### THE TASK:
Your task is to copy the listing exactly, with the pictures left out.

-=-=-

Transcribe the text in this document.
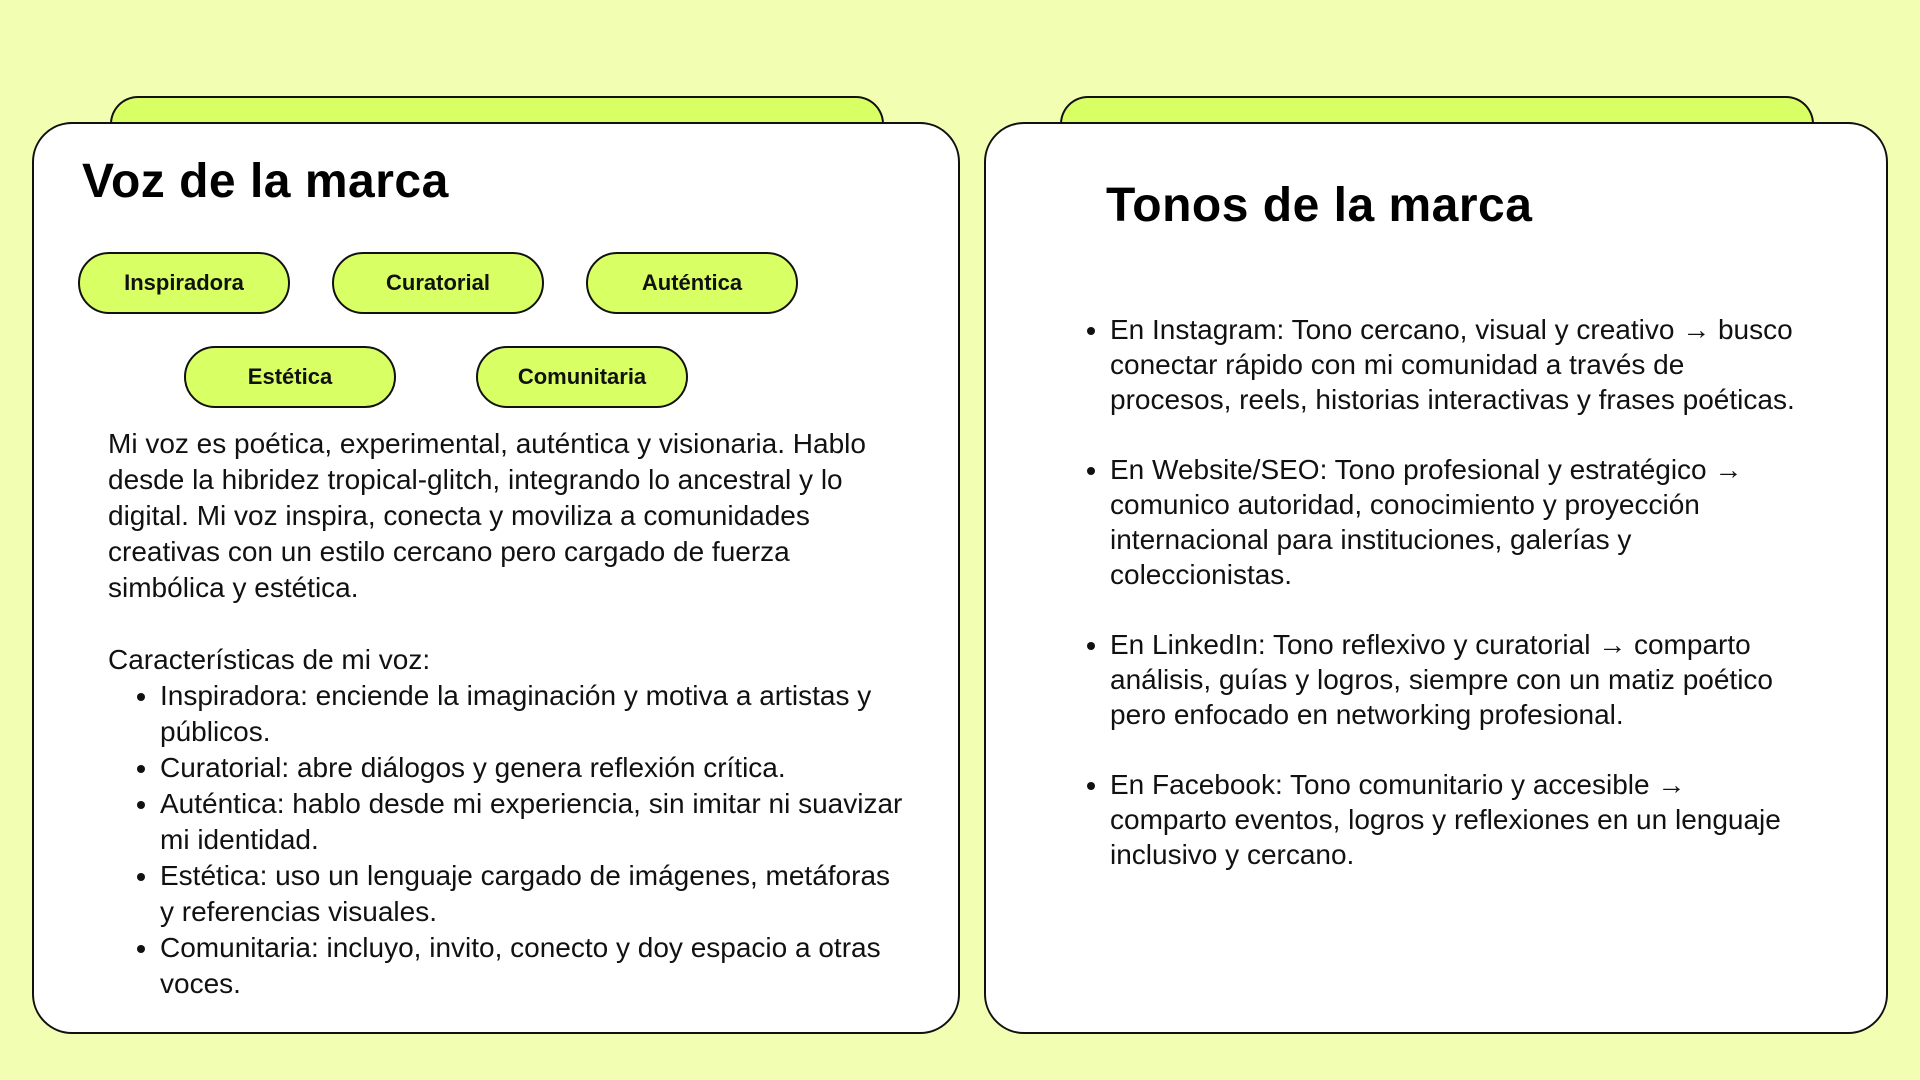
Voz de la marca
Inspiradora	Curatorial	Auténtica
Estética	Comunitaria

Mi voz es poética, experimental, auténtica y visionaria. Hablo desde la hibridez tropical-glitch, integrando lo ancestral y lo digital. Mi voz inspira, conecta y moviliza a comunidades creativas con un estilo cercano pero cargado de fuerza simbólica y estética.

Características de mi voz:

• Inspiradora: enciende la imaginación y motiva a artistas y públicos.
• Curatorial: abre diálogos y genera reflexión crítica.
• Auténtica: hablo desde mi experiencia, sin imitar ni suavizar mi identidad.
• Estética: uso un lenguaje cargado de imágenes, metáforas y referencias visuales.
• Comunitaria: incluyo, invito, conecto y doy espacio a otras voces.
Tonos de la marca
• En Instagram: Tono cercano, visual y creativo → busco conectar rápido con mi comunidad a través de procesos, reels, historias interactivas y frases poéticas.
• En Website/SEO: Tono profesional y estratégico → comunico autoridad, conocimiento y proyección internacional para instituciones, galerías y coleccionistas.
• En LinkedIn: Tono reflexivo y curatorial → comparto análisis, guías y logros, siempre con un matiz poético pero enfocado en networking profesional.
• En Facebook: Tono comunitario y accesible → comparto eventos, logros y reflexiones en un lenguaje inclusivo y cercano.
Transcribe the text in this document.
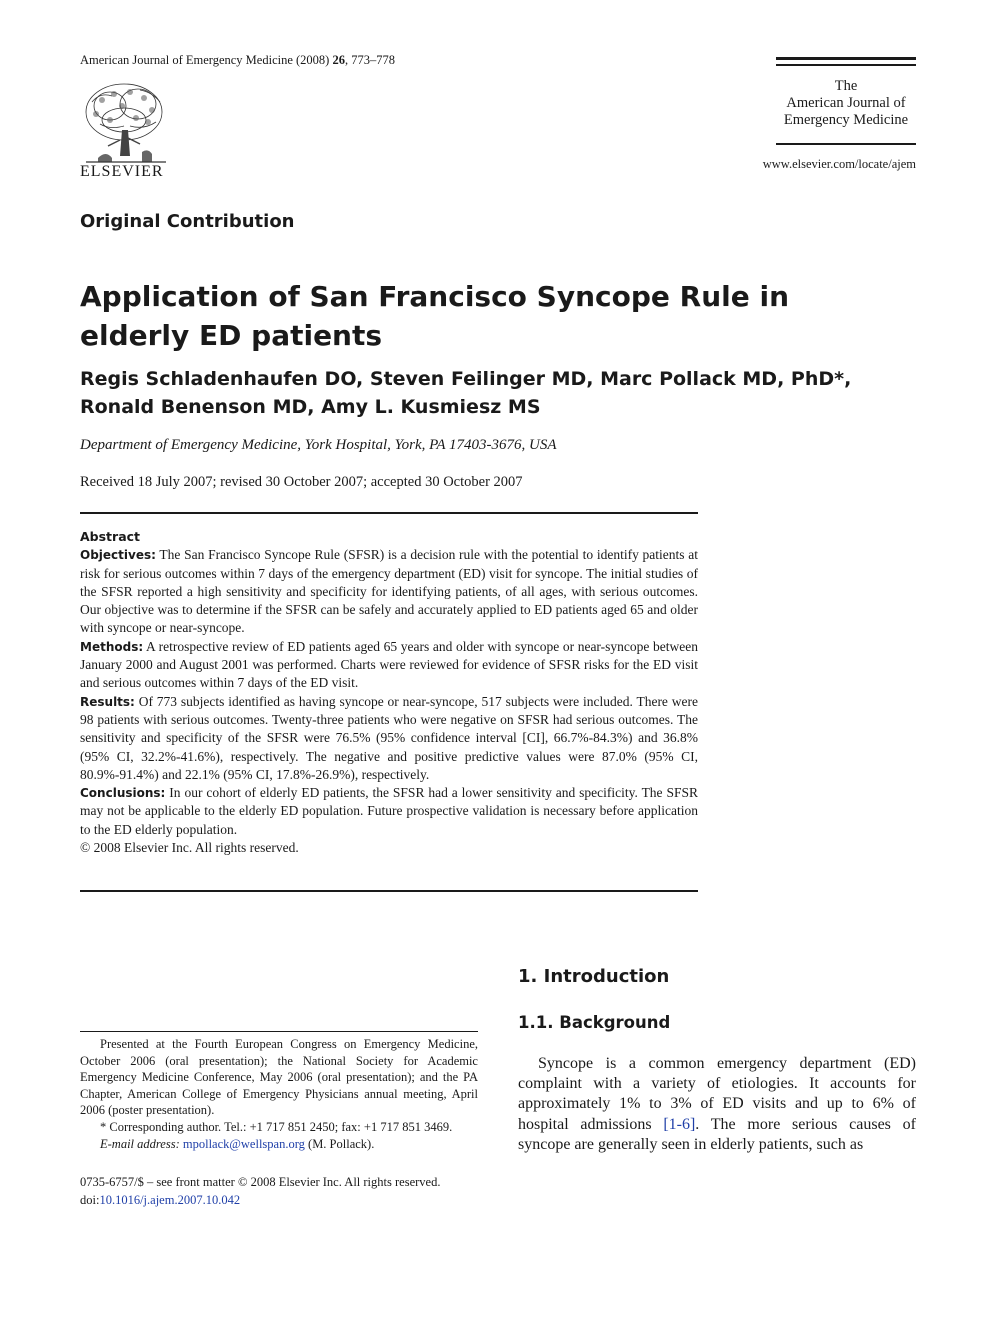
American Journal of Emergency Medicine (2008) 26, 773–778
ELSEVIER
The
American Journal of
Emergency Medicine
www.elsevier.com/locate/ajem
Original Contribution
Application of San Francisco Syncope Rule in elderly ED patients
Regis Schladenhaufen DO, Steven Feilinger MD, Marc Pollack MD, PhD*, Ronald Benenson MD, Amy L. Kusmiesz MS
Department of Emergency Medicine, York Hospital, York, PA 17403-3676, USA
Received 18 July 2007; revised 30 October 2007; accepted 30 October 2007

Abstract

Objectives: The San Francisco Syncope Rule (SFSR) is a decision rule with the potential to identify patients at risk for serious outcomes within 7 days of the emergency department (ED) visit for syncope. The initial studies of the SFSR reported a high sensitivity and specificity for identifying patients, of all ages, with serious outcomes. Our objective was to determine if the SFSR can be safely and accurately applied to ED patients aged 65 and older with syncope or near-syncope.

Methods: A retrospective review of ED patients aged 65 years and older with syncope or near-syncope between January 2000 and August 2001 was performed. Charts were reviewed for evidence of SFSR risks for the ED visit and serious outcomes within 7 days of the ED visit.

Results: Of 773 subjects identified as having syncope or near-syncope, 517 subjects were included. There were 98 patients with serious outcomes. Twenty-three patients who were negative on SFSR had serious outcomes. The sensitivity and specificity of the SFSR were 76.5% (95% confidence interval [CI], 66.7%-84.3%) and 36.8% (95% CI, 32.2%-41.6%), respectively. The negative and positive predictive values were 87.0% (95% CI, 80.9%-91.4%) and 22.1% (95% CI, 17.8%-26.9%), respectively.

Conclusions: In our cohort of elderly ED patients, the SFSR had a lower sensitivity and specificity. The SFSR may not be applicable to the elderly ED population. Future prospective validation is necessary before application to the ED elderly population.

© 2008 Elsevier Inc. All rights reserved.

Presented at the Fourth European Congress on Emergency Medicine, October 2006 (oral presentation); the National Society for Academic Emergency Medicine Conference, May 2006 (oral presentation); and the PA Chapter, American College of Emergency Physicians annual meeting, April 2006 (poster presentation).

* Corresponding author. Tel.: +1 717 851 2450; fax: +1 717 851 3469.

E-mail address: mpollack@wellspan.org (M. Pollack).

0735-6757/$ – see front matter © 2008 Elsevier Inc. All rights reserved.
doi:10.1016/j.ajem.2007.10.042
1. Introduction
1.1. Background

Syncope is a common emergency department (ED) complaint with a variety of etiologies. It accounts for approximately 1% to 3% of ED visits and up to 6% of hospital admissions [1-6]. The more serious causes of syncope are generally seen in elderly patients, such as
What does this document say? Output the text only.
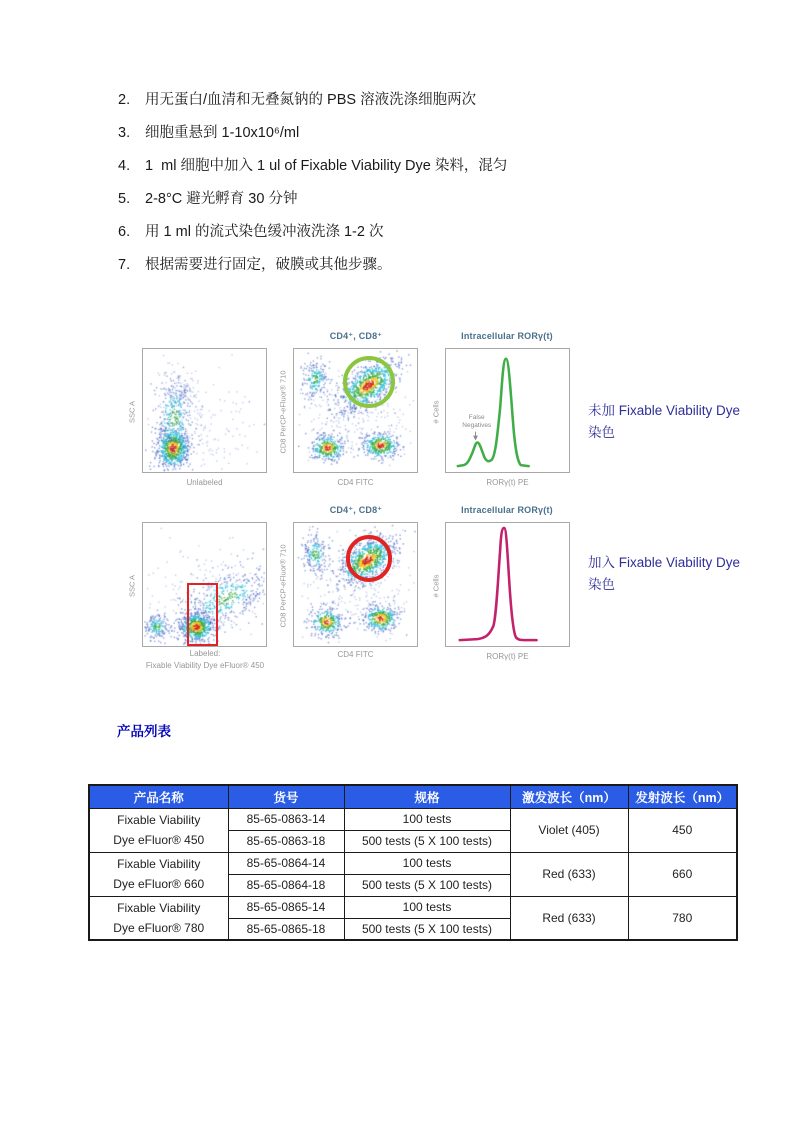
2.	用无蛋白/血清和无叠氮钠的 PBS 溶液洗涤细胞两次
3.	细胞重悬到 1-10x10⁶/ml
4.	1  ml 细胞中加入 1 ul of Fixable Viability Dye 染料，混匀
5.	2-8°C 避光孵育 30 分钟
6.	用 1 ml 的流式染色缓冲液洗涤 1-2 次
7.	根据需要进行固定，破膜或其他步骤。
CD4⁺, CD8⁺	Intracellular RORγ(t)
SSC A
Unlabeled
CD8 PerCP-eFluor® 710
CD4 FITC
# Cells	False
Negatives
RORγ(t) PE
未加 Fixable Viability Dye
染色
CD4⁺, CD8⁺	Intracellular RORγ(t)
SSC A
Labeled:
Fixable Viability Dye eFluor® 450
CD8 PerCP-eFluor® 710
CD4 FITC
# Cells
RORγ(t) PE
加入 Fixable Viability Dye
染色
产品列表
产品名称	货号	规格	激发波长（nm）	发射波长（nm）

Fixable Viability
Dye eFluor® 450	85-65-0863-14	100 tests	Violet (405)	450
	85-65-0863-18	500 tests (5 X 100 tests)		

Fixable Viability
Dye eFluor® 660	85-65-0864-14	100 tests	Red (633)	660
	85-65-0864-18	500 tests (5 X 100 tests)		

Fixable Viability
Dye eFluor® 780	85-65-0865-14	100 tests	Red (633)	780
	85-65-0865-18	500 tests (5 X 100 tests)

-=-=-

### ANSWER:
Transcribe the text in this document.
Voz de la marca
Inspiradora	Curatorial	Auténtica
Estética	Comunitaria

Mi voz es poética, experimental, auténtica y visionaria. Hablo desde la hibridez tropical-glitch, integrando lo ancestral y lo digital. Mi voz inspira, conecta y moviliza a comunidades creativas con un estilo cercano pero cargado de fuerza simbólica y estética.

Características de mi voz:

• Inspiradora: enciende la imaginación y motiva a artistas y públicos.
• Curatorial: abre diálogos y genera reflexión crítica.
• Auténtica: hablo desde mi experiencia, sin imitar ni suavizar mi identidad.
• Estética: uso un lenguaje cargado de imágenes, metáforas y referencias visuales.
• Comunitaria: incluyo, invito, conecto y doy espacio a otras voces.
Tonos de la marca
• En Instagram: Tono cercano, visual y creativo → busco conectar rápido con mi comunidad a través de procesos, reels, historias interactivas y frases poéticas.
• En Website/SEO: Tono profesional y estratégico → comunico autoridad, conocimiento y proyección internacional para instituciones, galerías y coleccionistas.
• En LinkedIn: Tono reflexivo y curatorial → comparto análisis, guías y logros, siempre con un matiz poético pero enfocado en networking profesional.
• En Facebook: Tono comunitario y accesible → comparto eventos, logros y reflexiones en un lenguaje inclusivo y cercano.
Transcribe the text in this document.
American Journal of Emergency Medicine (2008) 26, 773–778
ELSEVIER
The
American Journal of
Emergency Medicine
www.elsevier.com/locate/ajem
Original Contribution
Application of San Francisco Syncope Rule in elderly ED patients
Regis Schladenhaufen DO, Steven Feilinger MD, Marc Pollack MD, PhD*, Ronald Benenson MD, Amy L. Kusmiesz MS
Department of Emergency Medicine, York Hospital, York, PA 17403-3676, USA
Received 18 July 2007; revised 30 October 2007; accepted 30 October 2007

Abstract

Objectives: The San Francisco Syncope Rule (SFSR) is a decision rule with the potential to identify patients at risk for serious outcomes within 7 days of the emergency department (ED) visit for syncope. The initial studies of the SFSR reported a high sensitivity and specificity for identifying patients, of all ages, with serious outcomes. Our objective was to determine if the SFSR can be safely and accurately applied to ED patients aged 65 and older with syncope or near-syncope.

Methods: A retrospective review of ED patients aged 65 years and older with syncope or near-syncope between January 2000 and August 2001 was performed. Charts were reviewed for evidence of SFSR risks for the ED visit and serious outcomes within 7 days of the ED visit.

Results: Of 773 subjects identified as having syncope or near-syncope, 517 subjects were included. There were 98 patients with serious outcomes. Twenty-three patients who were negative on SFSR had serious outcomes. The sensitivity and specificity of the SFSR were 76.5% (95% confidence interval [CI], 66.7%-84.3%) and 36.8% (95% CI, 32.2%-41.6%), respectively. The negative and positive predictive values were 87.0% (95% CI, 80.9%-91.4%) and 22.1% (95% CI, 17.8%-26.9%), respectively.

Conclusions: In our cohort of elderly ED patients, the SFSR had a lower sensitivity and specificity. The SFSR may not be applicable to the elderly ED population. Future prospective validation is necessary before application to the ED elderly population.

© 2008 Elsevier Inc. All rights reserved.

Presented at the Fourth European Congress on Emergency Medicine, October 2006 (oral presentation); the National Society for Academic Emergency Medicine Conference, May 2006 (oral presentation); and the PA Chapter, American College of Emergency Physicians annual meeting, April 2006 (poster presentation).

* Corresponding author. Tel.: +1 717 851 2450; fax: +1 717 851 3469.

E-mail address: mpollack@wellspan.org (M. Pollack).

0735-6757/$ – see front matter © 2008 Elsevier Inc. All rights reserved.
doi:10.1016/j.ajem.2007.10.042
1. Introduction
1.1. Background

Syncope is a common emergency department (ED) complaint with a variety of etiologies. It accounts for approximately 1% to 3% of ED visits and up to 6% of hospital admissions [1-6]. The more serious causes of syncope are generally seen in elderly patients, such as
What does this document say? Output the text only.
2.	用无蛋白/血清和无叠氮钠的 PBS 溶液洗涤细胞两次
3.	细胞重悬到 1-10x10⁶/ml
4.	1  ml 细胞中加入 1 ul of Fixable Viability Dye 染料，混匀
5.	2-8°C 避光孵育 30 分钟
6.	用 1 ml 的流式染色缓冲液洗涤 1-2 次
7.	根据需要进行固定，破膜或其他步骤。
CD4⁺, CD8⁺	Intracellular RORγ(t)
SSC A
Unlabeled
CD8 PerCP-eFluor® 710
CD4 FITC
# Cells	False
Negatives
RORγ(t) PE
未加 Fixable Viability Dye
染色
CD4⁺, CD8⁺	Intracellular RORγ(t)
SSC A
Labeled:
Fixable Viability Dye eFluor® 450
CD8 PerCP-eFluor® 710
CD4 FITC
# Cells
RORγ(t) PE
加入 Fixable Viability Dye
染色
产品列表
产品名称	货号	规格	激发波长（nm）	发射波长（nm）

Fixable Viability
Dye eFluor® 450	85-65-0863-14	100 tests	Violet (405)	450
	85-65-0863-18	500 tests (5 X 100 tests)		

Fixable Viability
Dye eFluor® 660	85-65-0864-14	100 tests	Red (633)	660
	85-65-0864-18	500 tests (5 X 100 tests)		

Fixable Viability
Dye eFluor® 780	85-65-0865-14	100 tests	Red (633)	780
	85-65-0865-18	500 tests (5 X 100 tests)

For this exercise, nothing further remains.